──────── PROVIDED DATA

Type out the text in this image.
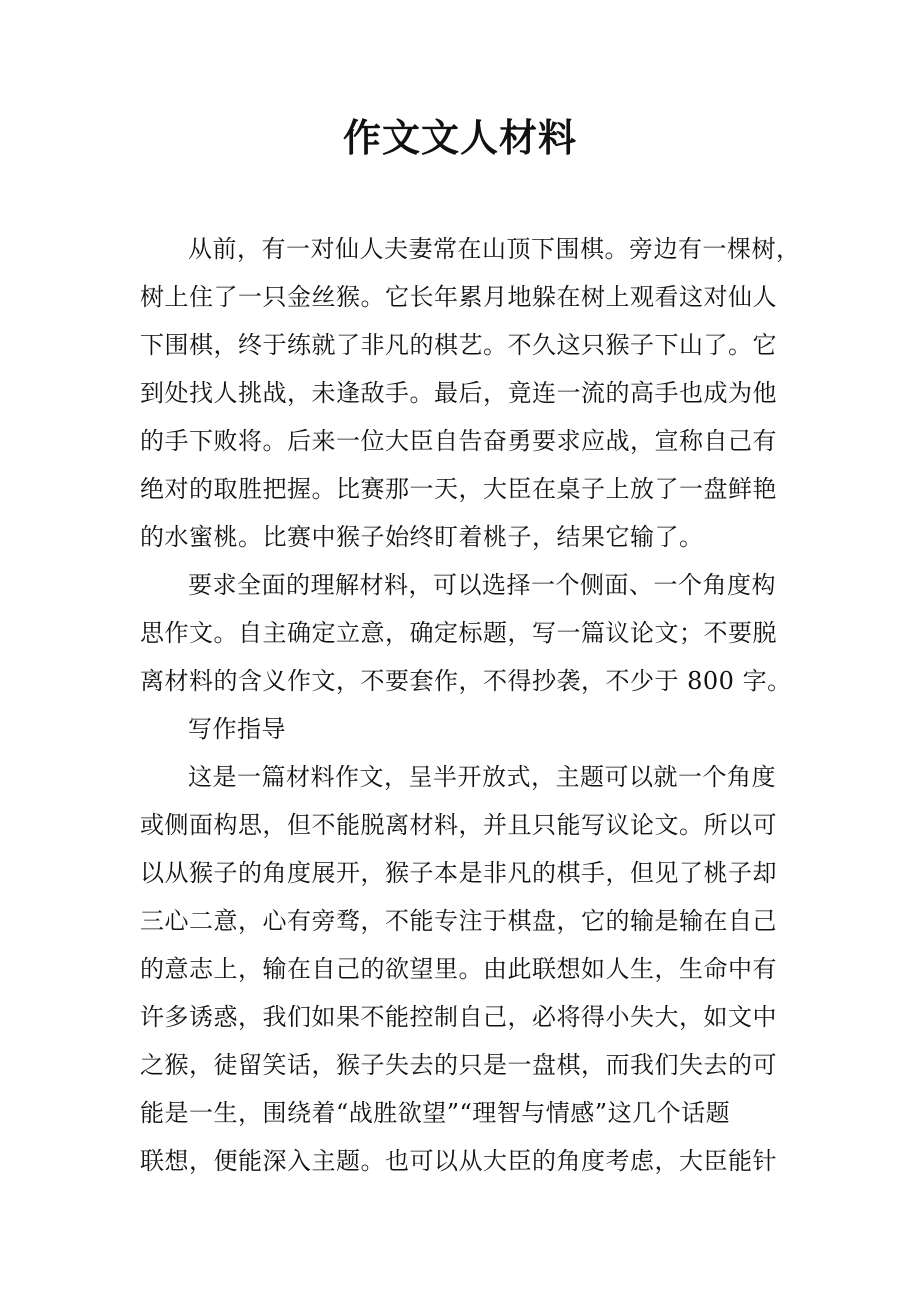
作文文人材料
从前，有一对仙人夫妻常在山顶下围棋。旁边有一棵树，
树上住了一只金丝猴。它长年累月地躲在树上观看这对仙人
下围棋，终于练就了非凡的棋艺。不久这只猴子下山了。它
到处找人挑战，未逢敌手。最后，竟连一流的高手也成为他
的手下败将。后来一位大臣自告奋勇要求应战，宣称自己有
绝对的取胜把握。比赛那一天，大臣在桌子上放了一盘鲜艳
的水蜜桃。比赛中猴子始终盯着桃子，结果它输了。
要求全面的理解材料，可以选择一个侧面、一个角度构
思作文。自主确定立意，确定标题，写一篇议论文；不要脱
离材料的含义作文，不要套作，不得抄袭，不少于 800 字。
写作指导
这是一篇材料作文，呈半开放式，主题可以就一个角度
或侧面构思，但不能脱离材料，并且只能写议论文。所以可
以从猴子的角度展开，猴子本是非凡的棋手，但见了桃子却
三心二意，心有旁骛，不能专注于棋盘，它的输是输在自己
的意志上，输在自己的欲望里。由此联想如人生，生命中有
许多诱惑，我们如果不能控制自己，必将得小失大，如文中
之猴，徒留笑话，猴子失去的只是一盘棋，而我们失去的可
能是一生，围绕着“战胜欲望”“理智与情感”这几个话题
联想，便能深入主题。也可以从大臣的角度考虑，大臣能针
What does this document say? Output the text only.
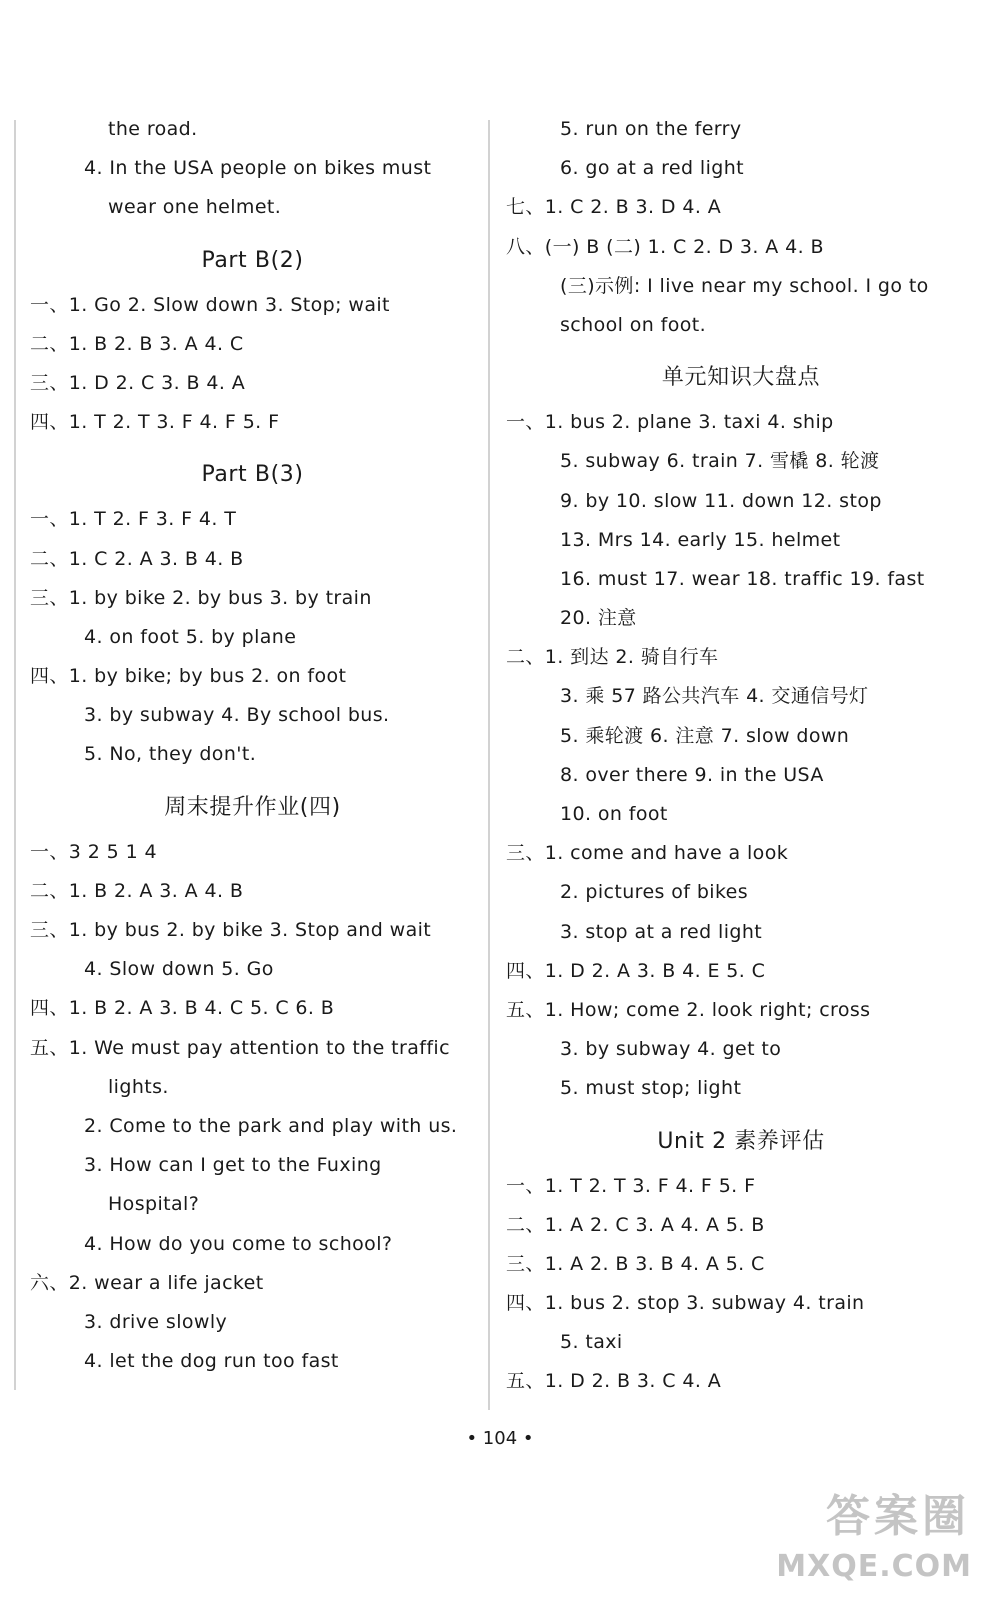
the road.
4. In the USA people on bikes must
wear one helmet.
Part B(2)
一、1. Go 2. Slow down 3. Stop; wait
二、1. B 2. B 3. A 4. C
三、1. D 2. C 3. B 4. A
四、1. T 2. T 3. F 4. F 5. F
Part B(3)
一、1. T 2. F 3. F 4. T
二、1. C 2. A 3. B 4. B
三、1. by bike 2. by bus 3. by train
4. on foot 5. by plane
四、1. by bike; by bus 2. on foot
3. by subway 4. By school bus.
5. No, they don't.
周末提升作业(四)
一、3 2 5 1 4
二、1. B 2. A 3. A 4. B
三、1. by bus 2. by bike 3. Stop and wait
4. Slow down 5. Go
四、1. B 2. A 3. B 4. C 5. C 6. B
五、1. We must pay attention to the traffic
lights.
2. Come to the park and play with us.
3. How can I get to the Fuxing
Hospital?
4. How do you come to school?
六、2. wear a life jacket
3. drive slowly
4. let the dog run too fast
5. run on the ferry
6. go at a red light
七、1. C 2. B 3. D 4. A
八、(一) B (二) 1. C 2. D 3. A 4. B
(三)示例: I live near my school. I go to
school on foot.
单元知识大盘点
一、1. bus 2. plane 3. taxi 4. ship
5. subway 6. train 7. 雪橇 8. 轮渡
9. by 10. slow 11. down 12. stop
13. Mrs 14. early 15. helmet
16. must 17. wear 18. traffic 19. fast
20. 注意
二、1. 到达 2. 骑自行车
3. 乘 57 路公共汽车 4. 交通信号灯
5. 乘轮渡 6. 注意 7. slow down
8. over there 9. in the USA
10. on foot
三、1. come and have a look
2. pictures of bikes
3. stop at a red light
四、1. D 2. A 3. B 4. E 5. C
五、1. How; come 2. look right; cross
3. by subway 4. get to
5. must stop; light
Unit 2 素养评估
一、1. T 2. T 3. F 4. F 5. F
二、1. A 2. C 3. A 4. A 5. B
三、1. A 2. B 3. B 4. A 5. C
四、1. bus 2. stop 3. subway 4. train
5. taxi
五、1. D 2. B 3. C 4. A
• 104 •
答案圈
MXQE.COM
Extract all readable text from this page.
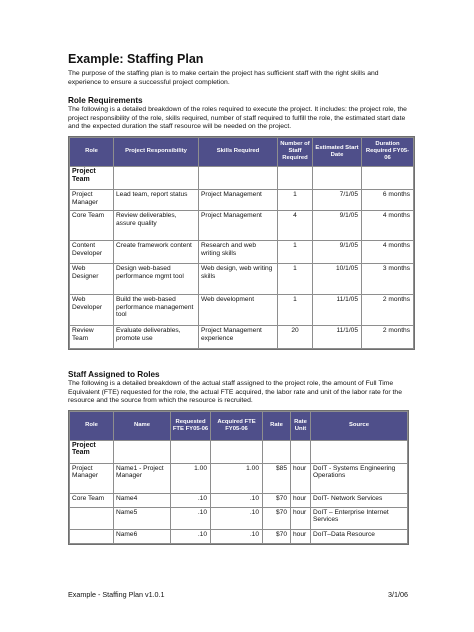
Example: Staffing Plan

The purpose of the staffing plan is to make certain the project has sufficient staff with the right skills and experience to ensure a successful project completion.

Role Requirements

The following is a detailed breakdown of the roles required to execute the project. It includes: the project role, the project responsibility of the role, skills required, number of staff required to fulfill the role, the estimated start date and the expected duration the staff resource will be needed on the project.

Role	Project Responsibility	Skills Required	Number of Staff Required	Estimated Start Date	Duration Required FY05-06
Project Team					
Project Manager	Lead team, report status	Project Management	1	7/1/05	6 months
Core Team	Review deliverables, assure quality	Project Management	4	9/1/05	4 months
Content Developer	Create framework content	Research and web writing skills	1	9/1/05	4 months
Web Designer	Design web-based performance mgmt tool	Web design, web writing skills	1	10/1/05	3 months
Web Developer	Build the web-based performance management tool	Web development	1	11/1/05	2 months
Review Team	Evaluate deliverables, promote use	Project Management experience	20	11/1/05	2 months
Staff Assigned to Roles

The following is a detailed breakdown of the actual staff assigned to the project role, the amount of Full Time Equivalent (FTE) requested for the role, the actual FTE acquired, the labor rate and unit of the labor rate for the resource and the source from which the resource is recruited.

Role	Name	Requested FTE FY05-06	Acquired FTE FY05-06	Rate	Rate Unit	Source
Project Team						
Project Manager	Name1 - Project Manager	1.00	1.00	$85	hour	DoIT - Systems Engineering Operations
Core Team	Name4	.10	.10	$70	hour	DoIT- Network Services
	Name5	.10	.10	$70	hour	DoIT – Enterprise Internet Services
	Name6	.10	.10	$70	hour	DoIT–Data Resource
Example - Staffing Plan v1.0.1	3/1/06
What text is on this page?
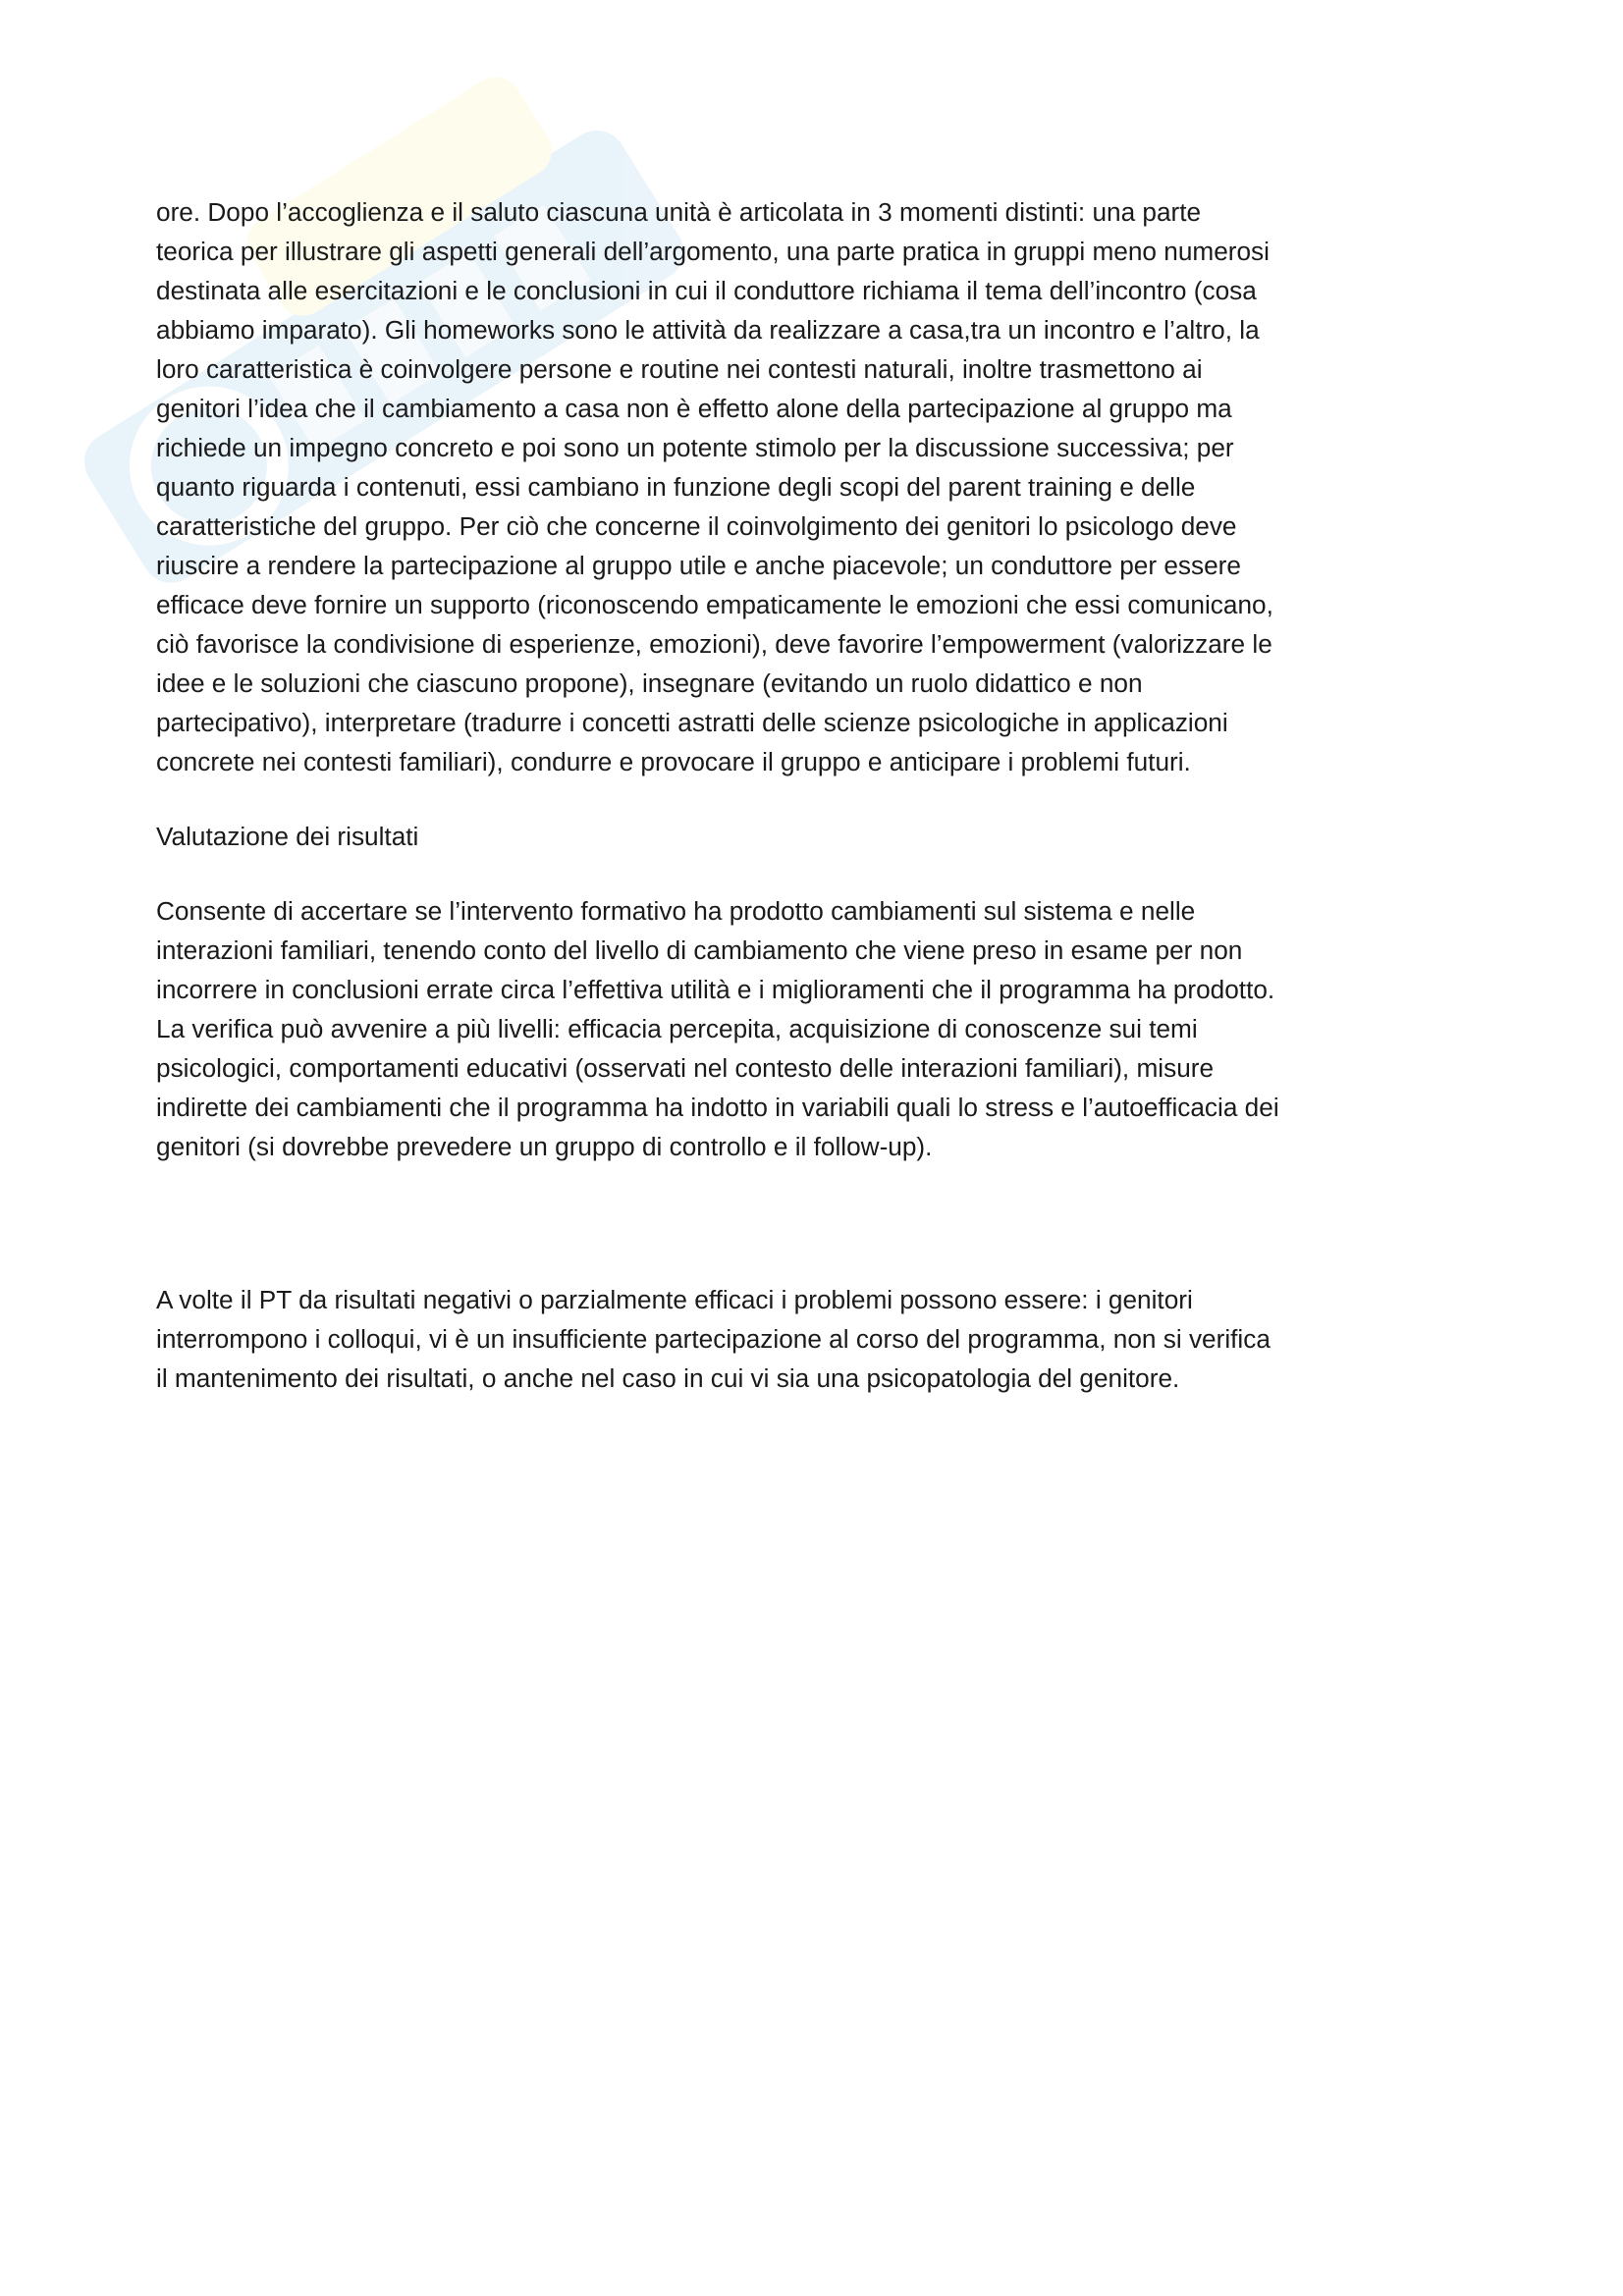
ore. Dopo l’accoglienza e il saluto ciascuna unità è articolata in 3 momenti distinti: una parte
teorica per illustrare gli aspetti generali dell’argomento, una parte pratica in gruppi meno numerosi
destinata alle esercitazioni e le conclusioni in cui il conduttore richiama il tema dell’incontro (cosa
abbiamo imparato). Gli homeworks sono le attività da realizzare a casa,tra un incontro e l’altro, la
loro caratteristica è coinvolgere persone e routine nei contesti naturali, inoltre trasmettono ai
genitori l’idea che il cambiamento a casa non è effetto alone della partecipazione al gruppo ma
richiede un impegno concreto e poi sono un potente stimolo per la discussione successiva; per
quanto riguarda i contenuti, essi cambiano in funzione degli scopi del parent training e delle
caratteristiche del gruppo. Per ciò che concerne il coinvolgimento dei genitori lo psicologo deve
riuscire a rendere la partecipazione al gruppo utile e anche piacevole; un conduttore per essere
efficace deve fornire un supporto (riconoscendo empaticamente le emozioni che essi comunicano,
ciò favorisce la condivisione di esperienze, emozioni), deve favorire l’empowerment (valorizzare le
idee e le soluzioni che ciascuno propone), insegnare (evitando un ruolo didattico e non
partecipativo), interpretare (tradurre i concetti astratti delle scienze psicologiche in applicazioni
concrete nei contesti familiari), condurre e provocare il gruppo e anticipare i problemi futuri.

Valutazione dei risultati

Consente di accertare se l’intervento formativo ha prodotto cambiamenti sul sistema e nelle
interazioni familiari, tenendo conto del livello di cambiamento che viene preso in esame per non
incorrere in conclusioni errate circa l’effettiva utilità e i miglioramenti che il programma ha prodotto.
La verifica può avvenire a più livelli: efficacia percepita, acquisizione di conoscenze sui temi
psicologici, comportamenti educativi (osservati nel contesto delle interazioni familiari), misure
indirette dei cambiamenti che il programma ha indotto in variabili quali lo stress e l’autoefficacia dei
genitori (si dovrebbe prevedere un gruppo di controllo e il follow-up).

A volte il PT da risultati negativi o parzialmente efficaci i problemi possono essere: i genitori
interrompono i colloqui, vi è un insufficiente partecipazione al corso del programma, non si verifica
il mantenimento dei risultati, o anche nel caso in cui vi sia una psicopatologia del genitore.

────────────────

**WHAT TO DO:**
Exactly how many lines in the data above contain the word "wait"? Respond with the number and nothing more.

**ANSWER TO THE TASK:**
2